• **WORK TO DO**
Restate the records below word for word.

• **DATA ENTRIES**

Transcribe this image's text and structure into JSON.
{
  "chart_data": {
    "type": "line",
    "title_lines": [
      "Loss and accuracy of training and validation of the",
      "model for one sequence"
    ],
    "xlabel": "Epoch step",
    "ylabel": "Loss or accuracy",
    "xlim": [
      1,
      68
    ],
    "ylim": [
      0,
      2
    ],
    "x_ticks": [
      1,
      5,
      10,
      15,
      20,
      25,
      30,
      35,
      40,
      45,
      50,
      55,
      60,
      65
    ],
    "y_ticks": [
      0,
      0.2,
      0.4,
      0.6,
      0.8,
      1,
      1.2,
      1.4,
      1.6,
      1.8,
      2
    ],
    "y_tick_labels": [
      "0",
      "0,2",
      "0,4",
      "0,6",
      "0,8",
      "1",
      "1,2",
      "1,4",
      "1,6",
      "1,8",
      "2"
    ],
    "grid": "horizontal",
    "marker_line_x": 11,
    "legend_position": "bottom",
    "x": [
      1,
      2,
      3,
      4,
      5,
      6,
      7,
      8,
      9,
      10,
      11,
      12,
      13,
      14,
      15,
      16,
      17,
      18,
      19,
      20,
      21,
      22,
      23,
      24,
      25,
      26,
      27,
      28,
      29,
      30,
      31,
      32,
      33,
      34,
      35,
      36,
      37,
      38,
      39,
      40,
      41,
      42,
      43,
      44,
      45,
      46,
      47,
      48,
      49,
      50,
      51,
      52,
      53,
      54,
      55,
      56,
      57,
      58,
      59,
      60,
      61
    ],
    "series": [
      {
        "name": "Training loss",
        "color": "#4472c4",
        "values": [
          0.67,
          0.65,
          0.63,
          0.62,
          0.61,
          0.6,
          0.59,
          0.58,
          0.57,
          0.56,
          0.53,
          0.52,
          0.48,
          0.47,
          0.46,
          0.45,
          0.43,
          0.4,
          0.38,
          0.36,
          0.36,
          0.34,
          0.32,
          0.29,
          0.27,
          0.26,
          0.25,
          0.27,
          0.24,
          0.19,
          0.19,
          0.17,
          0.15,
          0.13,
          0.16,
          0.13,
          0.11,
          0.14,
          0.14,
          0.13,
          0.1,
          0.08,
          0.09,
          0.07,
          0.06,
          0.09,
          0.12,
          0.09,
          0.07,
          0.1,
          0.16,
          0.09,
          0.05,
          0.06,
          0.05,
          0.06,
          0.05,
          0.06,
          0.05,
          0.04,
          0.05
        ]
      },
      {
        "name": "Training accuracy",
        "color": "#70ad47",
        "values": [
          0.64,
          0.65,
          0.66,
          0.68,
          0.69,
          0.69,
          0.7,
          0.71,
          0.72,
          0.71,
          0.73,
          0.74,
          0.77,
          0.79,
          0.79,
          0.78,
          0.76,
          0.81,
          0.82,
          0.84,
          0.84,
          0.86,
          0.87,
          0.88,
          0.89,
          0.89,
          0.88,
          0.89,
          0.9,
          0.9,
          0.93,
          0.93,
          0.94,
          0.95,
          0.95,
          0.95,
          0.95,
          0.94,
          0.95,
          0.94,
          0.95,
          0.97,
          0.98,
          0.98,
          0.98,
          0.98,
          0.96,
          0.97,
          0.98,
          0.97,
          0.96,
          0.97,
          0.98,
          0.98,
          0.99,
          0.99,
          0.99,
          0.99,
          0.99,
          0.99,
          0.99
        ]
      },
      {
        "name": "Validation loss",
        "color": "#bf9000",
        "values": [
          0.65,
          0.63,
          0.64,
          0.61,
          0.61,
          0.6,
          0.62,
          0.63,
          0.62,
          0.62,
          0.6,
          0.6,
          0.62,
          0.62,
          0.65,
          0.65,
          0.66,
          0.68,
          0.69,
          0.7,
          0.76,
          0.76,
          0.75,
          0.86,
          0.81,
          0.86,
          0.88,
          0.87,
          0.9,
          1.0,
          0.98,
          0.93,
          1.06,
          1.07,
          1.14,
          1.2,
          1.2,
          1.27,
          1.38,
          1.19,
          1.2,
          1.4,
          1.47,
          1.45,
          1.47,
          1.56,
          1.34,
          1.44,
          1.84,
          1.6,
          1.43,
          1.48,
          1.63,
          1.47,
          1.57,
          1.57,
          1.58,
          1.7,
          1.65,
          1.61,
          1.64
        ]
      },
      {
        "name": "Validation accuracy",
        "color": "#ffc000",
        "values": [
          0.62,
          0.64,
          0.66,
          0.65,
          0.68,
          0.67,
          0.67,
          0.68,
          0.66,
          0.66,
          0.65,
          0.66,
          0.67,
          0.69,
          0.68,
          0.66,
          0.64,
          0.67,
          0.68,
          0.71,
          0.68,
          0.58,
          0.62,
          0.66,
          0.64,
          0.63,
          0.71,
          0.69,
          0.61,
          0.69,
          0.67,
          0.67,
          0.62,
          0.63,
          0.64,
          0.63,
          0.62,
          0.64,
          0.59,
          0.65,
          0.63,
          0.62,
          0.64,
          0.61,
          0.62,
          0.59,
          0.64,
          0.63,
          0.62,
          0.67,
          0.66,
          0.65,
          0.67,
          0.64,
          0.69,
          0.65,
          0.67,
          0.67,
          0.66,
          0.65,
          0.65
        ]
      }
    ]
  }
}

• **OUTPUT FOR THIS TASK**
Transcribe this image's text and structure into JSON.
{
  "chart_data": {
    "type": "line",
    "title_lines": [
      "Loss and accuracy of training and validation of the",
      "model for one sequence"
    ],
    "xlabel": "Epoch step",
    "ylabel": "Loss or accuracy",
    "xlim": [
      1,
      68
    ],
    "ylim": [
      0,
      2
    ],
    "x_ticks": [
      1,
      5,
      10,
      15,
      20,
      25,
      30,
      35,
      40,
      45,
      50,
      55,
      60,
      65
    ],
    "y_ticks": [
      0,
      0.2,
      0.4,
      0.6,
      0.8,
      1,
      1.2,
      1.4,
      1.6,
      1.8,
      2
    ],
    "y_tick_labels": [
      "0",
      "0,2",
      "0,4",
      "0,6",
      "0,8",
      "1",
      "1,2",
      "1,4",
      "1,6",
      "1,8",
      "2"
    ],
    "grid": "horizontal",
    "marker_line_x": 11,
    "legend_position": "bottom",
    "x": [
      1,
      2,
      3,
      4,
      5,
      6,
      7,
      8,
      9,
      10,
      11,
      12,
      13,
      14,
      15,
      16,
      17,
      18,
      19,
      20,
      21,
      22,
      23,
      24,
      25,
      26,
      27,
      28,
      29,
      30,
      31,
      32,
      33,
      34,
      35,
      36,
      37,
      38,
      39,
      40,
      41,
      42,
      43,
      44,
      45,
      46,
      47,
      48,
      49,
      50,
      51,
      52,
      53,
      54,
      55,
      56,
      57,
      58,
      59,
      60,
      61
    ],
    "series": [
      {
        "name": "Training loss",
        "color": "#4472c4",
        "values": [
          0.67,
          0.65,
          0.63,
          0.62,
          0.61,
          0.6,
          0.59,
          0.58,
          0.57,
          0.56,
          0.53,
          0.52,
          0.48,
          0.47,
          0.46,
          0.45,
          0.43,
          0.4,
          0.38,
          0.36,
          0.36,
          0.34,
          0.32,
          0.29,
          0.27,
          0.26,
          0.25,
          0.27,
          0.24,
          0.19,
          0.19,
          0.17,
          0.15,
          0.13,
          0.16,
          0.13,
          0.11,
          0.14,
          0.14,
          0.13,
          0.1,
          0.08,
          0.09,
          0.07,
          0.06,
          0.09,
          0.12,
          0.09,
          0.07,
          0.1,
          0.16,
          0.09,
          0.05,
          0.06,
          0.05,
          0.06,
          0.05,
          0.06,
          0.05,
          0.04,
          0.05
        ]
      },
      {
        "name": "Training accuracy",
        "color": "#70ad47",
        "values": [
          0.64,
          0.65,
          0.66,
          0.68,
          0.69,
          0.69,
          0.7,
          0.71,
          0.72,
          0.71,
          0.73,
          0.74,
          0.77,
          0.79,
          0.79,
          0.78,
          0.76,
          0.81,
          0.82,
          0.84,
          0.84,
          0.86,
          0.87,
          0.88,
          0.89,
          0.89,
          0.88,
          0.89,
          0.9,
          0.9,
          0.93,
          0.93,
          0.94,
          0.95,
          0.95,
          0.95,
          0.95,
          0.94,
          0.95,
          0.94,
          0.95,
          0.97,
          0.98,
          0.98,
          0.98,
          0.98,
          0.96,
          0.97,
          0.98,
          0.97,
          0.96,
          0.97,
          0.98,
          0.98,
          0.99,
          0.99,
          0.99,
          0.99,
          0.99,
          0.99,
          0.99
        ]
      },
      {
        "name": "Validation loss",
        "color": "#bf9000",
        "values": [
          0.65,
          0.63,
          0.64,
          0.61,
          0.61,
          0.6,
          0.62,
          0.63,
          0.62,
          0.62,
          0.6,
          0.6,
          0.62,
          0.62,
          0.65,
          0.65,
          0.66,
          0.68,
          0.69,
          0.7,
          0.76,
          0.76,
          0.75,
          0.86,
          0.81,
          0.86,
          0.88,
          0.87,
          0.9,
          1.0,
          0.98,
          0.93,
          1.06,
          1.07,
          1.14,
          1.2,
          1.2,
          1.27,
          1.38,
          1.19,
          1.2,
          1.4,
          1.47,
          1.45,
          1.47,
          1.56,
          1.34,
          1.44,
          1.84,
          1.6,
          1.43,
          1.48,
          1.63,
          1.47,
          1.57,
          1.57,
          1.58,
          1.7,
          1.65,
          1.61,
          1.64
        ]
      },
      {
        "name": "Validation accuracy",
        "color": "#ffc000",
        "values": [
          0.62,
          0.64,
          0.66,
          0.65,
          0.68,
          0.67,
          0.67,
          0.68,
          0.66,
          0.66,
          0.65,
          0.66,
          0.67,
          0.69,
          0.68,
          0.66,
          0.64,
          0.67,
          0.68,
          0.71,
          0.68,
          0.58,
          0.62,
          0.66,
          0.64,
          0.63,
          0.71,
          0.69,
          0.61,
          0.69,
          0.67,
          0.67,
          0.62,
          0.63,
          0.64,
          0.63,
          0.62,
          0.64,
          0.59,
          0.65,
          0.63,
          0.62,
          0.64,
          0.61,
          0.62,
          0.59,
          0.64,
          0.63,
          0.62,
          0.67,
          0.66,
          0.65,
          0.67,
          0.64,
          0.69,
          0.65,
          0.67,
          0.67,
          0.66,
          0.65,
          0.65
        ]
      }
    ]
  }
}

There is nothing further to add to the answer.